# What you should do
Using the listing below, select the lines with the word "заработной" and copy them.
=====
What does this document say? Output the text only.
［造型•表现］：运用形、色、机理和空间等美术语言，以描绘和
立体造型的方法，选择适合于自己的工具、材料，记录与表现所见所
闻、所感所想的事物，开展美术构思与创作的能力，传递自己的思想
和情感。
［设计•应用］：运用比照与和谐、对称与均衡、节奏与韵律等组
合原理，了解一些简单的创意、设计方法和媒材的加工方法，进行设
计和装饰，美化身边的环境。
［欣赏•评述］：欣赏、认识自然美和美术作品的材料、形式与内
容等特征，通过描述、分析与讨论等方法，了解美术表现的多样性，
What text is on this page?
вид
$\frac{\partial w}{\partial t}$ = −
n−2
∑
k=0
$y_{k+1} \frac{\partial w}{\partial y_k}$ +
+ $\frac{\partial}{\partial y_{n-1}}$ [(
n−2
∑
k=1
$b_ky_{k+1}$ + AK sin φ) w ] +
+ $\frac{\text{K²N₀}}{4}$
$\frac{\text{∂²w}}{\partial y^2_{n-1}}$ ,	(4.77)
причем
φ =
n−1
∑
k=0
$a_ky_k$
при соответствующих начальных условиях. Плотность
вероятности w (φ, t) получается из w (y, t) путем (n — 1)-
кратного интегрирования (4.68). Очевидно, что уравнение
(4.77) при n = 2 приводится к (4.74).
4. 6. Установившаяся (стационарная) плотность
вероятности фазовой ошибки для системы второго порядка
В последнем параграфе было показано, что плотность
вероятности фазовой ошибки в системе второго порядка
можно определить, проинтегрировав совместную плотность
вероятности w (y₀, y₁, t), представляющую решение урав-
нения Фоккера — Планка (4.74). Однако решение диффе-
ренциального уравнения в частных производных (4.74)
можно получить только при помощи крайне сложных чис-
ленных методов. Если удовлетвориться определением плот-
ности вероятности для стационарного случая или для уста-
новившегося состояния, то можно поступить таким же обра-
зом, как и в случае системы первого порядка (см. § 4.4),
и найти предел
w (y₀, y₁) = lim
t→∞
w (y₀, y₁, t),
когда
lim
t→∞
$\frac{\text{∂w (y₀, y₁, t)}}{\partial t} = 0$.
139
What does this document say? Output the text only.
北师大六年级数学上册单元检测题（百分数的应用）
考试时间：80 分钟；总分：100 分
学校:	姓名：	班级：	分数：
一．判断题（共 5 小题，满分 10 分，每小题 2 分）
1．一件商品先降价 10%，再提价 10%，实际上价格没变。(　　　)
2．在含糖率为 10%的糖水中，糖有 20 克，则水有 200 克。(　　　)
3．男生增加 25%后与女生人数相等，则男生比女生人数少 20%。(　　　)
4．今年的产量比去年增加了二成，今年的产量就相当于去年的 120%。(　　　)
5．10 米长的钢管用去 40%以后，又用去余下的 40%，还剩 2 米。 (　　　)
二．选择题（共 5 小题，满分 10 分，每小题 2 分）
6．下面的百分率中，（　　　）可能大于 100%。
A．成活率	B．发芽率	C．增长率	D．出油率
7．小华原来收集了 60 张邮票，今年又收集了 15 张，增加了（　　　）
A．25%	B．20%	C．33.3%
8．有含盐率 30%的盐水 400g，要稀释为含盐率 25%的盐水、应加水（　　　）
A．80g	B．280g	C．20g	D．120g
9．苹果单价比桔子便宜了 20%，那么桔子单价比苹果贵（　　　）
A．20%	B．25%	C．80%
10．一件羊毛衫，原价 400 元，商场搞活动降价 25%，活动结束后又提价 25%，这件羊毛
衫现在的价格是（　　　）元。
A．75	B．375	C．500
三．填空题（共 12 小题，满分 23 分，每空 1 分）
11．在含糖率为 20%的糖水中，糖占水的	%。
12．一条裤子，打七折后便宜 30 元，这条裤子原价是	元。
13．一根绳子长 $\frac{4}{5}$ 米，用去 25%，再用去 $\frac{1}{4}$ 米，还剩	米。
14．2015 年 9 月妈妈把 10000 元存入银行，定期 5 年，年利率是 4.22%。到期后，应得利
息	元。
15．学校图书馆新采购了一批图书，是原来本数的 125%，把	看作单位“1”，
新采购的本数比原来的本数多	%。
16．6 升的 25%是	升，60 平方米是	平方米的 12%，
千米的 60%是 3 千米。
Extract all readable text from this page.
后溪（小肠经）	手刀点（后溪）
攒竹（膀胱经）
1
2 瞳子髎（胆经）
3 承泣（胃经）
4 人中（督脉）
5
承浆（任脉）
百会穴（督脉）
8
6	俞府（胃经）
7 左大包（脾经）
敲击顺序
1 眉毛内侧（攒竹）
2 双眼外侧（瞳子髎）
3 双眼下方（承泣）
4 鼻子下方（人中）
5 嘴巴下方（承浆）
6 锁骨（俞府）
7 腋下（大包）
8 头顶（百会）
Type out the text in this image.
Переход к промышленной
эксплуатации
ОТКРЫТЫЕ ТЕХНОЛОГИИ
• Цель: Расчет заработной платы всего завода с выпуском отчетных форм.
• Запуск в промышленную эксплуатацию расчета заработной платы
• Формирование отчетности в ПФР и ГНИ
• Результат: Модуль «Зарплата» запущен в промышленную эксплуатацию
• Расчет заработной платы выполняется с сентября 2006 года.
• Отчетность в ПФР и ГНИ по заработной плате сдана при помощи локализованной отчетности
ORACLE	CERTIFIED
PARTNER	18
=====
# Written response
• Цель: Расчет заработной платы всего завода с выпуском отчетных форм.
• Запуск в промышленную эксплуатацию расчета заработной платы
• Расчет заработной платы выполняется с сентября 2006 года.
• Отчетность в ПФР и ГНИ по заработной плате сдана при помощи локализованной отчетности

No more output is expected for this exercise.